== PROBLEM TO WORK ON ==
Look through the lines below and extract any with the word "values".

== DATA ==
+ + + + + + +
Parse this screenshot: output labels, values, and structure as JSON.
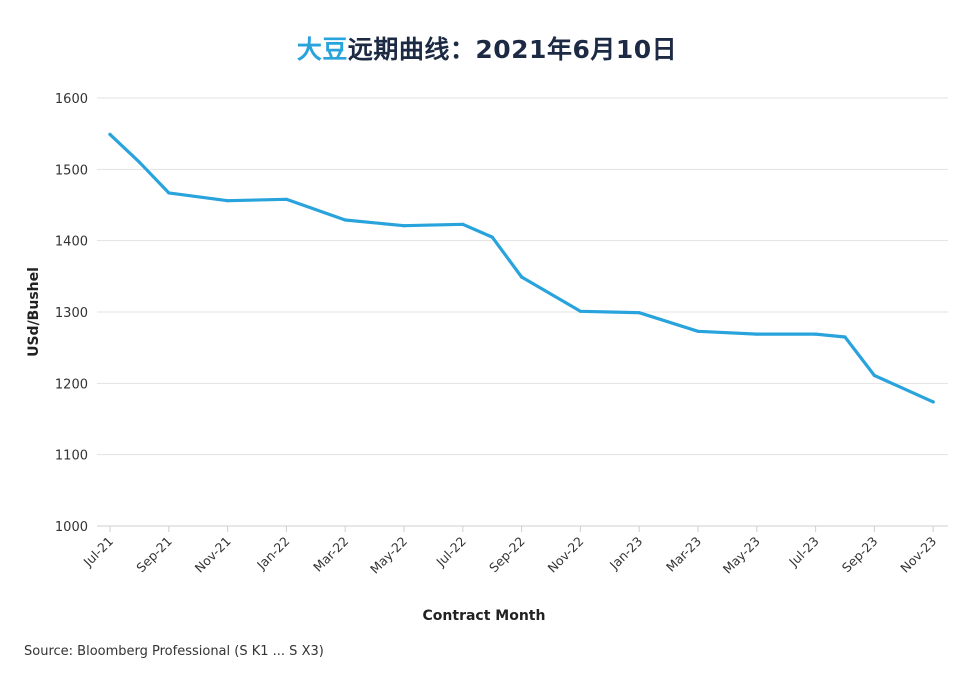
{
  "chart_data": {
    "type": "line",
    "title_accent": "大豆",
    "title_rest": "远期曲线：2021年6月10日",
    "xlabel": "Contract Month",
    "ylabel": "USd/Bushel",
    "ylim": [
      1000,
      1600
    ],
    "yticks": [
      1000,
      1100,
      1200,
      1300,
      1400,
      1500,
      1600
    ],
    "grid": true,
    "line_color": "#29a3dc",
    "x_tick_labels": [
      "Jul-21",
      "Sep-21",
      "Nov-21",
      "Jan-22",
      "Mar-22",
      "May-22",
      "Jul-22",
      "Sep-22",
      "Nov-22",
      "Jan-23",
      "Mar-23",
      "May-23",
      "Jul-23",
      "Sep-23",
      "Nov-23"
    ],
    "x": [
      "Jul-21",
      "Aug-21",
      "Sep-21",
      "Nov-21",
      "Jan-22",
      "Mar-22",
      "May-22",
      "Jul-22",
      "Aug-22",
      "Sep-22",
      "Nov-22",
      "Jan-23",
      "Mar-23",
      "May-23",
      "Jul-23",
      "Aug-23",
      "Sep-23",
      "Nov-23"
    ],
    "series": [
      {
        "values": [
          1549,
          1510,
          1467,
          1456,
          1458,
          1429,
          1421,
          1423,
          1405,
          1349,
          1301,
          1299,
          1273,
          1269,
          1269,
          1265,
          1211,
          1174
        ]
      }
    ]
  },
  "source": "Source: Bloomberg Professional (S K1 ... S X3)"
}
+ + + + + + +
== WRITTEN SOLUTION ==
Parse this screenshot: output labels, values, and structure as JSON.
        "values": [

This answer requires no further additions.